* **Task prompt**
The records below are to be repeated in full, exactly as they are.

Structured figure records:
Begin

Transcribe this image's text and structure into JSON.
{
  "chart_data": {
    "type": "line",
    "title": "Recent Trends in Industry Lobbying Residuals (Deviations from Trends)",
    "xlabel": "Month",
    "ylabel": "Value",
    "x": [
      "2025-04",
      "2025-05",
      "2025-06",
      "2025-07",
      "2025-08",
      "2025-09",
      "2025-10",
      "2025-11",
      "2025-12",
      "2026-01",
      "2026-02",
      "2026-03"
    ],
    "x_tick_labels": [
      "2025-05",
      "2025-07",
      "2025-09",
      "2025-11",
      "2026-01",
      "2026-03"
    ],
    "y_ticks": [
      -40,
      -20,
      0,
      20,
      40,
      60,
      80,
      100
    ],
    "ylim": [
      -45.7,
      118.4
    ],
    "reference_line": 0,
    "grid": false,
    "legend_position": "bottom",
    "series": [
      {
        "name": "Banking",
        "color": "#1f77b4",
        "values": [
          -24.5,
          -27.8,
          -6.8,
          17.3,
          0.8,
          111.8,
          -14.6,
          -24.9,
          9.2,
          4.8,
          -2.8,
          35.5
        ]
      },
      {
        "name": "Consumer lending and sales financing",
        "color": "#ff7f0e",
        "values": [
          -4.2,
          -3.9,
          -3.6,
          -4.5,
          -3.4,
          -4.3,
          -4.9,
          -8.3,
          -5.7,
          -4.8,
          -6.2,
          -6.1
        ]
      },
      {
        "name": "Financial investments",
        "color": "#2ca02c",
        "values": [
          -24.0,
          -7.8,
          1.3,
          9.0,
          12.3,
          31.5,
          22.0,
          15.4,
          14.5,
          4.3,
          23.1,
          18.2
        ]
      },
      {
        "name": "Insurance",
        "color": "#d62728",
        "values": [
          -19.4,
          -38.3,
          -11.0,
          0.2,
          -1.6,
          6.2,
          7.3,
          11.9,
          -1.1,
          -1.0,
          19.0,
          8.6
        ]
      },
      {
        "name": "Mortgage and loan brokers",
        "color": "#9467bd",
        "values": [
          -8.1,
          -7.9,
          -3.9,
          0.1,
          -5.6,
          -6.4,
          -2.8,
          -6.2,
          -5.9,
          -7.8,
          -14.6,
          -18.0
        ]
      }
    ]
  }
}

End

* **Exercise response**
Transcribe this image's text and structure into JSON.
{
  "chart_data": {
    "type": "line",
    "title": "Recent Trends in Industry Lobbying Residuals (Deviations from Trends)",
    "xlabel": "Month",
    "ylabel": "Value",
    "x": [
      "2025-04",
      "2025-05",
      "2025-06",
      "2025-07",
      "2025-08",
      "2025-09",
      "2025-10",
      "2025-11",
      "2025-12",
      "2026-01",
      "2026-02",
      "2026-03"
    ],
    "x_tick_labels": [
      "2025-05",
      "2025-07",
      "2025-09",
      "2025-11",
      "2026-01",
      "2026-03"
    ],
    "y_ticks": [
      -40,
      -20,
      0,
      20,
      40,
      60,
      80,
      100
    ],
    "ylim": [
      -45.7,
      118.4
    ],
    "reference_line": 0,
    "grid": false,
    "legend_position": "bottom",
    "series": [
      {
        "name": "Banking",
        "color": "#1f77b4",
        "values": [
          -24.5,
          -27.8,
          -6.8,
          17.3,
          0.8,
          111.8,
          -14.6,
          -24.9,
          9.2,
          4.8,
          -2.8,
          35.5
        ]
      },
      {
        "name": "Consumer lending and sales financing",
        "color": "#ff7f0e",
        "values": [
          -4.2,
          -3.9,
          -3.6,
          -4.5,
          -3.4,
          -4.3,
          -4.9,
          -8.3,
          -5.7,
          -4.8,
          -6.2,
          -6.1
        ]
      },
      {
        "name": "Financial investments",
        "color": "#2ca02c",
        "values": [
          -24.0,
          -7.8,
          1.3,
          9.0,
          12.3,
          31.5,
          22.0,
          15.4,
          14.5,
          4.3,
          23.1,
          18.2
        ]
      },
      {
        "name": "Insurance",
        "color": "#d62728",
        "values": [
          -19.4,
          -38.3,
          -11.0,
          0.2,
          -1.6,
          6.2,
          7.3,
          11.9,
          -1.1,
          -1.0,
          19.0,
          8.6
        ]
      },
      {
        "name": "Mortgage and loan brokers",
        "color": "#9467bd",
        "values": [
          -8.1,
          -7.9,
          -3.9,
          0.1,
          -5.6,
          -6.4,
          -2.8,
          -6.2,
          -5.9,
          -7.8,
          -14.6,
          -18.0
        ]
      }
    ]
  }
}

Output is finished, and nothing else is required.